Please say how many lines of the listing hold "name", with no other words in the answer.

* BEGIN Available data *

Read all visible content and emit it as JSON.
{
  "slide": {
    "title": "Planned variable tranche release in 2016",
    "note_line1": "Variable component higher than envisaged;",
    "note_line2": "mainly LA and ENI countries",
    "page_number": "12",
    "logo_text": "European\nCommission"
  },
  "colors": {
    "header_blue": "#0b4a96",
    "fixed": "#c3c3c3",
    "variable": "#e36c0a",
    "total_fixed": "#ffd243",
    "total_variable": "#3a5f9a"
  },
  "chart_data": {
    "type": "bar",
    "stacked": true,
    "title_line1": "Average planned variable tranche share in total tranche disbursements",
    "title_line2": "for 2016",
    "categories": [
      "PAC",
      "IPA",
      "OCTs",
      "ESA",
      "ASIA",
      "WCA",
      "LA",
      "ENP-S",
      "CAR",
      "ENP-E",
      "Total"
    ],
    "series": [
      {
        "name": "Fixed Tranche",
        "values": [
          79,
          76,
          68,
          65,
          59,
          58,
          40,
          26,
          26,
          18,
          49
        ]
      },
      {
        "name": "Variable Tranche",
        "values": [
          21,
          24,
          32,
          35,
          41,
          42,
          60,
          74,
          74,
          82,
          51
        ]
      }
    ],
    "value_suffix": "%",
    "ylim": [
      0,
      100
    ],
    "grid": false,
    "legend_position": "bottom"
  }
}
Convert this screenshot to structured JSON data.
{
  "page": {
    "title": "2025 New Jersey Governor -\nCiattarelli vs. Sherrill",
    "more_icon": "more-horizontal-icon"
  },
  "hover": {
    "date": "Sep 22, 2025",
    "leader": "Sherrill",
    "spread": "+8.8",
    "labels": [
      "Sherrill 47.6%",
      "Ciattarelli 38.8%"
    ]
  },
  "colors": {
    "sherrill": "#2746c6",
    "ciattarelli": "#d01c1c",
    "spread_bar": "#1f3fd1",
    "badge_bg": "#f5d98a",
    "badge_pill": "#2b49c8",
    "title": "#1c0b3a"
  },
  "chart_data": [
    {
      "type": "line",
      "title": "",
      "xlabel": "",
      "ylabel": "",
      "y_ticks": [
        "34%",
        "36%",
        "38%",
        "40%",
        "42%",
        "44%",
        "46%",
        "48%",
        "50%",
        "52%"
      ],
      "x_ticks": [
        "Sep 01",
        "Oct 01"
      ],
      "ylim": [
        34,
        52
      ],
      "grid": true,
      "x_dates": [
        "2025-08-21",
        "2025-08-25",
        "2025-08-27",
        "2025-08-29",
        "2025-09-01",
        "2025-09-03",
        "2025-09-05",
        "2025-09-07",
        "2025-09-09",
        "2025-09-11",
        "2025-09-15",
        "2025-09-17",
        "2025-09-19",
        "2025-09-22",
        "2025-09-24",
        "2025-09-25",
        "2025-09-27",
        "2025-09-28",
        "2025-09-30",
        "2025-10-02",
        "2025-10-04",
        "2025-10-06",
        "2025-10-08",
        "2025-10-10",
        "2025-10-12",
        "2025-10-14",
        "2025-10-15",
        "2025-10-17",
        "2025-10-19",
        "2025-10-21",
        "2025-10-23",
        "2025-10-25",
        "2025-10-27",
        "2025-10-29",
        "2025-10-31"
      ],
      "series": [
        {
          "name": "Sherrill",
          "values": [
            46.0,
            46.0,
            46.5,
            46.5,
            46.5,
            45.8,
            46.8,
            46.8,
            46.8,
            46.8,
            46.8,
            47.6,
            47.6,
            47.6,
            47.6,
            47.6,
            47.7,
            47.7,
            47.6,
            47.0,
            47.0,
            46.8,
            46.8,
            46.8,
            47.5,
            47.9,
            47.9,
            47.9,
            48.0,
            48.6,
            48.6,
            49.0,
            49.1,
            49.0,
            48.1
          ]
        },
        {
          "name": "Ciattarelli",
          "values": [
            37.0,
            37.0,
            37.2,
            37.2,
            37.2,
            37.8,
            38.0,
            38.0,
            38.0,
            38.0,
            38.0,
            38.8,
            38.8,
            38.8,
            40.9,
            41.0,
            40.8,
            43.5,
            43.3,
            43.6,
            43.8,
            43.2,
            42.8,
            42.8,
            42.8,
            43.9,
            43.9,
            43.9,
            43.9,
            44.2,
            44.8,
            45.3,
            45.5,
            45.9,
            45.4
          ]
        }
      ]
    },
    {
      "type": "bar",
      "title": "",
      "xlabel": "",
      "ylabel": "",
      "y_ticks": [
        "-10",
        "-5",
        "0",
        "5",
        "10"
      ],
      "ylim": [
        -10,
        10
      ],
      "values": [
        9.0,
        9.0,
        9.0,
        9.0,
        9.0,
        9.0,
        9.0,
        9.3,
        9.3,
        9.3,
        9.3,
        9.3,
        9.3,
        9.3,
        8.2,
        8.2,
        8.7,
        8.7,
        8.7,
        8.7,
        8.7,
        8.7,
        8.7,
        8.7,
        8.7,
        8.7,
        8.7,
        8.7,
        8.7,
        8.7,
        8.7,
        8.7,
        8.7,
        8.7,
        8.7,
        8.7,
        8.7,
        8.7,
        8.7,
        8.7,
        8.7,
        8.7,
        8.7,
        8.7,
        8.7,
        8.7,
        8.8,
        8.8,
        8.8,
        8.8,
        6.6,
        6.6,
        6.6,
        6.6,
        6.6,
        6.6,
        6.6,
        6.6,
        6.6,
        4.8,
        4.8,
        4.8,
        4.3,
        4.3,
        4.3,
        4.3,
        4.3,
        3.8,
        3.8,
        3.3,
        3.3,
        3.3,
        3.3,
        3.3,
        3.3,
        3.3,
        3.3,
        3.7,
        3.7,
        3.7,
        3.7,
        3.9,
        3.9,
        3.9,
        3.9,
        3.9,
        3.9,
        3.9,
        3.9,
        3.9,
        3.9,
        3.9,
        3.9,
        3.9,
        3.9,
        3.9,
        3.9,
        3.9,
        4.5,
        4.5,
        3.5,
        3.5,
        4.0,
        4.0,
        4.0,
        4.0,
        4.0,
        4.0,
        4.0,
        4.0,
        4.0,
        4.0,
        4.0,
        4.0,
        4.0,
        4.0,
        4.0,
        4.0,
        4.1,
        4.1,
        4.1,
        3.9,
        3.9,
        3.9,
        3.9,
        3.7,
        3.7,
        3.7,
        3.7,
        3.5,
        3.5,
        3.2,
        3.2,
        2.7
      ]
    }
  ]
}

* END Available data *

Task result: 4